Wherever "JSON" appears in a line, copy that line.
## START Record set
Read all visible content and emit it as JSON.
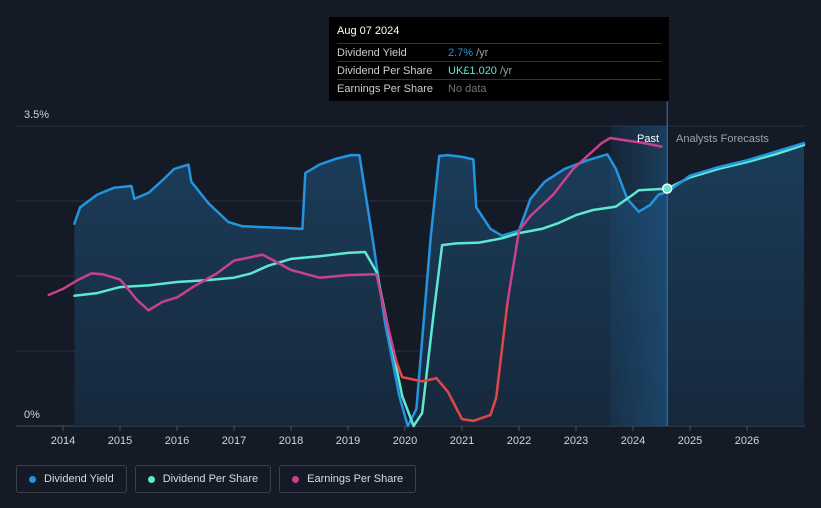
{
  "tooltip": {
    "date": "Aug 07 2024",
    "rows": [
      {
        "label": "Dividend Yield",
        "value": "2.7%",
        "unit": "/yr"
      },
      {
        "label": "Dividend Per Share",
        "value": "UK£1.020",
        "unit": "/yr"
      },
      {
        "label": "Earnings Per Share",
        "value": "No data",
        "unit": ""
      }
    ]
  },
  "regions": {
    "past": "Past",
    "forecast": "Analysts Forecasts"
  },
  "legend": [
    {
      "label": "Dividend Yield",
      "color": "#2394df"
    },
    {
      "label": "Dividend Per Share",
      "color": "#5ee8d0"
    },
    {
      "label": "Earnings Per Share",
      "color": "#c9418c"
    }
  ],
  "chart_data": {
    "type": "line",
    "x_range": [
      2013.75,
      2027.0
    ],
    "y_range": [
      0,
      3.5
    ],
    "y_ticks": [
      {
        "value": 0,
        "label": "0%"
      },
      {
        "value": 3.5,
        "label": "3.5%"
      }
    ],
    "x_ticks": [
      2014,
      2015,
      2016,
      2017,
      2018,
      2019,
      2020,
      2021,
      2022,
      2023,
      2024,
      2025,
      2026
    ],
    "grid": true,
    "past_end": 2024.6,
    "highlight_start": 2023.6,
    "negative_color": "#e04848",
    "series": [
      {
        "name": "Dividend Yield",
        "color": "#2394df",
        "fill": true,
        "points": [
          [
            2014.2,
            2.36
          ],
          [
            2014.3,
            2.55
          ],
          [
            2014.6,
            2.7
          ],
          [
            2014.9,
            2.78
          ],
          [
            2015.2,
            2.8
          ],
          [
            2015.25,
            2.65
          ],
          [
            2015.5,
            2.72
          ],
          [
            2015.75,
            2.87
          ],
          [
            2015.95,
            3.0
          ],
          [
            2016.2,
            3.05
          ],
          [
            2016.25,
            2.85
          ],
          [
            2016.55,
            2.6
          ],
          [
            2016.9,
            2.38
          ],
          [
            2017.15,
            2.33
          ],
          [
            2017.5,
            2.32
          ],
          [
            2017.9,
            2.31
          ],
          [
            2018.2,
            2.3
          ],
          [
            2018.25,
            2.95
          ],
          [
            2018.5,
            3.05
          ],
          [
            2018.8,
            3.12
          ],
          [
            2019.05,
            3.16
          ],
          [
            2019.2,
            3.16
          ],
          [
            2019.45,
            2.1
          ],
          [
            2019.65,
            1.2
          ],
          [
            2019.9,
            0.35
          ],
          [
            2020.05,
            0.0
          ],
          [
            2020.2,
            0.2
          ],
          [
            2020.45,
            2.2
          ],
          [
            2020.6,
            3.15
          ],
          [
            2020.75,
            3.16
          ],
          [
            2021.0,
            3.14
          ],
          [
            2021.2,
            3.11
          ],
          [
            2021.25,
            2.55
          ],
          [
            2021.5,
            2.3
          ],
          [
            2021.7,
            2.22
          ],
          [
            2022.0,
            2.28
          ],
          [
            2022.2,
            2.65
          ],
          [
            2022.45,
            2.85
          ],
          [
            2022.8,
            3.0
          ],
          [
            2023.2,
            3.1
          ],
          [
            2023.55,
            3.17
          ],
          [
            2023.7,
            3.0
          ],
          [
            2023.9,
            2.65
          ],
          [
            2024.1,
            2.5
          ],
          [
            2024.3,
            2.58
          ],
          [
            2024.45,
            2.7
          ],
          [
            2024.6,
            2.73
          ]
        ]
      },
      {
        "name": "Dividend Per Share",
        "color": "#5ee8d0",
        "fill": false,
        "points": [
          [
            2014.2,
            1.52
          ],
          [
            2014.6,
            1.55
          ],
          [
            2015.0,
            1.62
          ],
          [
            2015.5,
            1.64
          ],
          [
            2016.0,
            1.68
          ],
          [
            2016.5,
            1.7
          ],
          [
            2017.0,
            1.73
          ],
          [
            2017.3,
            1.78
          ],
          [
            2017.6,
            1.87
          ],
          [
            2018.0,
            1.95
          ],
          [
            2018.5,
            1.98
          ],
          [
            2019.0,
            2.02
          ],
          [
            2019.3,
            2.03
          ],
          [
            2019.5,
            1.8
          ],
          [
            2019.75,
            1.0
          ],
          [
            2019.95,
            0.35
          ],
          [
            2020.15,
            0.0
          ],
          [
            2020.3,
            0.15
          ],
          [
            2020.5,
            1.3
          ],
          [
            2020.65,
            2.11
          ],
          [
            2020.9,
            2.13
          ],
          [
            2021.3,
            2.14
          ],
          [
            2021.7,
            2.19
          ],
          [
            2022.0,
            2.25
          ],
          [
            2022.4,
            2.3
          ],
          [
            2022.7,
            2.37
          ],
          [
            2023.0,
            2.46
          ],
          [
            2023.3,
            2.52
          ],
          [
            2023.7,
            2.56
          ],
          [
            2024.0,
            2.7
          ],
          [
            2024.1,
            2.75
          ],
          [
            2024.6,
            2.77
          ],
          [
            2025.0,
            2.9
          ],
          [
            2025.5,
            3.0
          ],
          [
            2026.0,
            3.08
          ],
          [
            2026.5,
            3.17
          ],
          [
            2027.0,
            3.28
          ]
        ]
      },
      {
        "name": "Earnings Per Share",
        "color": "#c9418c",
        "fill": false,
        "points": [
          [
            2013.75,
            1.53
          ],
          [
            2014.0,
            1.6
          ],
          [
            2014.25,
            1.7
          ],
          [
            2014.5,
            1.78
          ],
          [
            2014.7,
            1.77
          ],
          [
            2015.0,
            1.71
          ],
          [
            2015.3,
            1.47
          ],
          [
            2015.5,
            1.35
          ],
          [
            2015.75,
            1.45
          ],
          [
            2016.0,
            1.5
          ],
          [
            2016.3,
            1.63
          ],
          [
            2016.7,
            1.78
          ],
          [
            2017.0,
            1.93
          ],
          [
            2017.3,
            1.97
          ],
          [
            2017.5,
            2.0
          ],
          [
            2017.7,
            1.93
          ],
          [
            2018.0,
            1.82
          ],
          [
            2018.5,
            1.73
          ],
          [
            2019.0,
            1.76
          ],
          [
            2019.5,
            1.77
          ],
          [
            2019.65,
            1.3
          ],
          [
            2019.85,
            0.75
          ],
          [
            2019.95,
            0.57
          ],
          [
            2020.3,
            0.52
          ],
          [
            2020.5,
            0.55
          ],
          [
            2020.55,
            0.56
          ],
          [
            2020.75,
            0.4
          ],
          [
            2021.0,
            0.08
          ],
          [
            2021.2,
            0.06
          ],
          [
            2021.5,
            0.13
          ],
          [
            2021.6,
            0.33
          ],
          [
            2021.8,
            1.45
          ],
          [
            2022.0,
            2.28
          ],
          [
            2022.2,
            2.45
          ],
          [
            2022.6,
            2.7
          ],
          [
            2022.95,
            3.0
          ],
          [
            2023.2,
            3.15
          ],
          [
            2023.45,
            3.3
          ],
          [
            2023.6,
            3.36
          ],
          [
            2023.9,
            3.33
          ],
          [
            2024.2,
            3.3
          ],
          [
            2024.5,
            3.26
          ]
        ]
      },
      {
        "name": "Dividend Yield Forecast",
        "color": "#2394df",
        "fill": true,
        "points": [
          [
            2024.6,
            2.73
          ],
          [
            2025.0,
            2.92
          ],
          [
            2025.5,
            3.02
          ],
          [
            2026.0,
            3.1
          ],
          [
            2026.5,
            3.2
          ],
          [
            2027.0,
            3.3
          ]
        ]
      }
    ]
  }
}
## END Record set
## START Record set
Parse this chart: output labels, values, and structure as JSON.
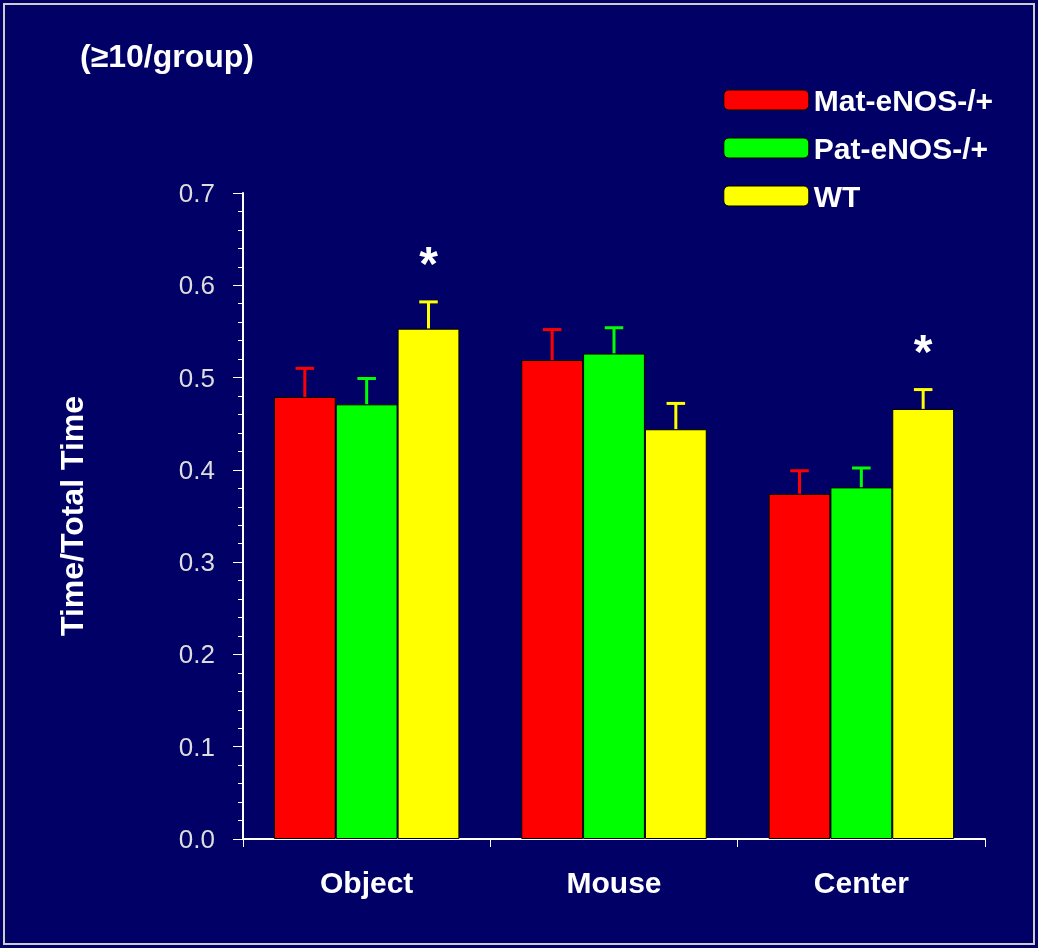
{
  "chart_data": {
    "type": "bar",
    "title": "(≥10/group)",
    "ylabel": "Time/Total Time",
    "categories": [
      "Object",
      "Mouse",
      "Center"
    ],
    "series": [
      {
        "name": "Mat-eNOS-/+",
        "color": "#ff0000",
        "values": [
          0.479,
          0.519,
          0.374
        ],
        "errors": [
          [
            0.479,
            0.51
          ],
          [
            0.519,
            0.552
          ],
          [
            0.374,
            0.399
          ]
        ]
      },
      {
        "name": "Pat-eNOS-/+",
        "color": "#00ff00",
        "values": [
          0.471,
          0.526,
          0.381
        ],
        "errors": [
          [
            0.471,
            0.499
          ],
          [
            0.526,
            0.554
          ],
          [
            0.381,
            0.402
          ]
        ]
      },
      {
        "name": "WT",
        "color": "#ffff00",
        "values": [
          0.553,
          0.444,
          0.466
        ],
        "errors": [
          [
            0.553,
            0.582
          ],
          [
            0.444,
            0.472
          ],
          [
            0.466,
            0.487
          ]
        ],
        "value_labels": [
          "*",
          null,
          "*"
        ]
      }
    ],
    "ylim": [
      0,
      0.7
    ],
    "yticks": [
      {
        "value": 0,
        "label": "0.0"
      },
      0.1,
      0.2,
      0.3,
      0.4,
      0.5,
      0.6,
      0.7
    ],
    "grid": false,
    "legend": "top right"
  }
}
## END Record set
## START Record set
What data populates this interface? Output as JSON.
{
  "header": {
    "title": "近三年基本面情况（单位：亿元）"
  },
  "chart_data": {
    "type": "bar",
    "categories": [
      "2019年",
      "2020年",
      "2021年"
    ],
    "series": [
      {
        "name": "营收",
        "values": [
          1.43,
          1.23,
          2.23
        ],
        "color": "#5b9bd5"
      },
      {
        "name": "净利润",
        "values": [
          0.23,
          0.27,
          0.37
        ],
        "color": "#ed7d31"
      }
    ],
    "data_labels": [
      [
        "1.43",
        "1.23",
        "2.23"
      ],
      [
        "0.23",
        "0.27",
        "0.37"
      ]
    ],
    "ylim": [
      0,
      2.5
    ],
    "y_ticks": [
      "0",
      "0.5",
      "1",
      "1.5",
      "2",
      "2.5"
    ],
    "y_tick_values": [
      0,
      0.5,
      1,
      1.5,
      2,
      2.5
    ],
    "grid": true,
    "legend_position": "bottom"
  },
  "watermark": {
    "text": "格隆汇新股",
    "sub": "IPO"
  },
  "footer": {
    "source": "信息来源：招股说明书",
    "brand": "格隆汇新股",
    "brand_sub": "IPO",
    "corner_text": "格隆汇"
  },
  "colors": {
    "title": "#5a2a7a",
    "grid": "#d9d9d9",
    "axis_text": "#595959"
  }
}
## END Record set
* **Answer in full**
Read all visible content and emit it as JSON.
Parse this chart: output labels, values, and structure as JSON.
What data populates this interface? Output as JSON.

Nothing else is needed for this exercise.